» **Task material**

------------

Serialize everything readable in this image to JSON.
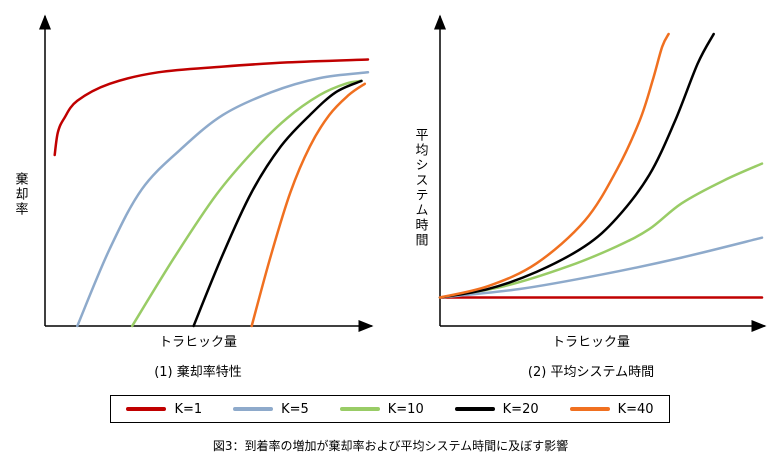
{
  "colors": {
    "K=1": "#c00000",
    "K=5": "#8eaacb",
    "K=10": "#99cc66",
    "K=20": "#000000",
    "K=40": "#f07020"
  },
  "chart_data": [
    {
      "type": "line",
      "subtitle": "(1) 棄却率特性",
      "xlabel": "トラヒック量",
      "ylabel": "棄却率",
      "xlim": [
        0,
        1
      ],
      "ylim": [
        0,
        1
      ],
      "grid": false,
      "series": [
        {
          "name": "K=1",
          "x": [
            0.03,
            0.04,
            0.06,
            0.1,
            0.2,
            0.35,
            0.55,
            0.75,
            1.0
          ],
          "y": [
            0.6,
            0.68,
            0.73,
            0.79,
            0.85,
            0.89,
            0.91,
            0.925,
            0.935
          ]
        },
        {
          "name": "K=5",
          "x": [
            0.1,
            0.2,
            0.3,
            0.42,
            0.55,
            0.7,
            0.85,
            1.0
          ],
          "y": [
            0.0,
            0.27,
            0.48,
            0.62,
            0.74,
            0.82,
            0.87,
            0.89
          ]
        },
        {
          "name": "K=10",
          "x": [
            0.27,
            0.4,
            0.53,
            0.65,
            0.75,
            0.85,
            0.93,
            0.98
          ],
          "y": [
            0.0,
            0.24,
            0.46,
            0.62,
            0.73,
            0.81,
            0.85,
            0.86
          ]
        },
        {
          "name": "K=20",
          "x": [
            0.46,
            0.55,
            0.64,
            0.73,
            0.82,
            0.9,
            0.98
          ],
          "y": [
            0.0,
            0.25,
            0.47,
            0.63,
            0.74,
            0.82,
            0.86
          ]
        },
        {
          "name": "K=40",
          "x": [
            0.64,
            0.7,
            0.76,
            0.82,
            0.88,
            0.94,
            0.99
          ],
          "y": [
            0.0,
            0.25,
            0.47,
            0.63,
            0.74,
            0.81,
            0.85
          ]
        }
      ]
    },
    {
      "type": "line",
      "subtitle": "(2) 平均システム時間",
      "xlabel": "トラヒック量",
      "ylabel": "平均システム時間",
      "xlim": [
        0,
        1
      ],
      "ylim": [
        0,
        1
      ],
      "grid": false,
      "series": [
        {
          "name": "K=1",
          "x": [
            0.0,
            1.0
          ],
          "y": [
            0.1,
            0.1
          ]
        },
        {
          "name": "K=5",
          "x": [
            0.0,
            0.25,
            0.5,
            0.75,
            1.0
          ],
          "y": [
            0.1,
            0.13,
            0.18,
            0.24,
            0.31
          ]
        },
        {
          "name": "K=10",
          "x": [
            0.0,
            0.2,
            0.4,
            0.55,
            0.65,
            0.75,
            0.88,
            1.0
          ],
          "y": [
            0.1,
            0.14,
            0.21,
            0.28,
            0.34,
            0.43,
            0.51,
            0.57
          ]
        },
        {
          "name": "K=20",
          "x": [
            0.0,
            0.15,
            0.3,
            0.45,
            0.55,
            0.65,
            0.73,
            0.8,
            0.85
          ],
          "y": [
            0.1,
            0.13,
            0.19,
            0.28,
            0.38,
            0.53,
            0.72,
            0.92,
            1.05
          ]
        },
        {
          "name": "K=40",
          "x": [
            0.0,
            0.15,
            0.3,
            0.45,
            0.55,
            0.62,
            0.66,
            0.69,
            0.71
          ],
          "y": [
            0.1,
            0.14,
            0.22,
            0.37,
            0.55,
            0.72,
            0.86,
            0.98,
            1.07
          ]
        }
      ]
    }
  ],
  "legend": [
    "K=1",
    "K=5",
    "K=10",
    "K=20",
    "K=40"
  ],
  "caption": "図3：到着率の増加が棄却率および平均システム時間に及ぼす影響"
}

------------

» **Aim**
Write out the material above once more, exactly as it reads, with no pictures.

» **Written solution**
Serialize everything readable in this image to JSON.
{
  "colors": {
    "K=1": "#c00000",
    "K=5": "#8eaacb",
    "K=10": "#99cc66",
    "K=20": "#000000",
    "K=40": "#f07020"
  },
  "chart_data": [
    {
      "type": "line",
      "subtitle": "(1) 棄却率特性",
      "xlabel": "トラヒック量",
      "ylabel": "棄却率",
      "xlim": [
        0,
        1
      ],
      "ylim": [
        0,
        1
      ],
      "grid": false,
      "series": [
        {
          "name": "K=1",
          "x": [
            0.03,
            0.04,
            0.06,
            0.1,
            0.2,
            0.35,
            0.55,
            0.75,
            1.0
          ],
          "y": [
            0.6,
            0.68,
            0.73,
            0.79,
            0.85,
            0.89,
            0.91,
            0.925,
            0.935
          ]
        },
        {
          "name": "K=5",
          "x": [
            0.1,
            0.2,
            0.3,
            0.42,
            0.55,
            0.7,
            0.85,
            1.0
          ],
          "y": [
            0.0,
            0.27,
            0.48,
            0.62,
            0.74,
            0.82,
            0.87,
            0.89
          ]
        },
        {
          "name": "K=10",
          "x": [
            0.27,
            0.4,
            0.53,
            0.65,
            0.75,
            0.85,
            0.93,
            0.98
          ],
          "y": [
            0.0,
            0.24,
            0.46,
            0.62,
            0.73,
            0.81,
            0.85,
            0.86
          ]
        },
        {
          "name": "K=20",
          "x": [
            0.46,
            0.55,
            0.64,
            0.73,
            0.82,
            0.9,
            0.98
          ],
          "y": [
            0.0,
            0.25,
            0.47,
            0.63,
            0.74,
            0.82,
            0.86
          ]
        },
        {
          "name": "K=40",
          "x": [
            0.64,
            0.7,
            0.76,
            0.82,
            0.88,
            0.94,
            0.99
          ],
          "y": [
            0.0,
            0.25,
            0.47,
            0.63,
            0.74,
            0.81,
            0.85
          ]
        }
      ]
    },
    {
      "type": "line",
      "subtitle": "(2) 平均システム時間",
      "xlabel": "トラヒック量",
      "ylabel": "平均システム時間",
      "xlim": [
        0,
        1
      ],
      "ylim": [
        0,
        1
      ],
      "grid": false,
      "series": [
        {
          "name": "K=1",
          "x": [
            0.0,
            1.0
          ],
          "y": [
            0.1,
            0.1
          ]
        },
        {
          "name": "K=5",
          "x": [
            0.0,
            0.25,
            0.5,
            0.75,
            1.0
          ],
          "y": [
            0.1,
            0.13,
            0.18,
            0.24,
            0.31
          ]
        },
        {
          "name": "K=10",
          "x": [
            0.0,
            0.2,
            0.4,
            0.55,
            0.65,
            0.75,
            0.88,
            1.0
          ],
          "y": [
            0.1,
            0.14,
            0.21,
            0.28,
            0.34,
            0.43,
            0.51,
            0.57
          ]
        },
        {
          "name": "K=20",
          "x": [
            0.0,
            0.15,
            0.3,
            0.45,
            0.55,
            0.65,
            0.73,
            0.8,
            0.85
          ],
          "y": [
            0.1,
            0.13,
            0.19,
            0.28,
            0.38,
            0.53,
            0.72,
            0.92,
            1.05
          ]
        },
        {
          "name": "K=40",
          "x": [
            0.0,
            0.15,
            0.3,
            0.45,
            0.55,
            0.62,
            0.66,
            0.69,
            0.71
          ],
          "y": [
            0.1,
            0.14,
            0.22,
            0.37,
            0.55,
            0.72,
            0.86,
            0.98,
            1.07
          ]
        }
      ]
    }
  ],
  "legend": [
    "K=1",
    "K=5",
    "K=10",
    "K=20",
    "K=40"
  ],
  "caption": "図3：到着率の増加が棄却率および平均システム時間に及ぼす影響"
}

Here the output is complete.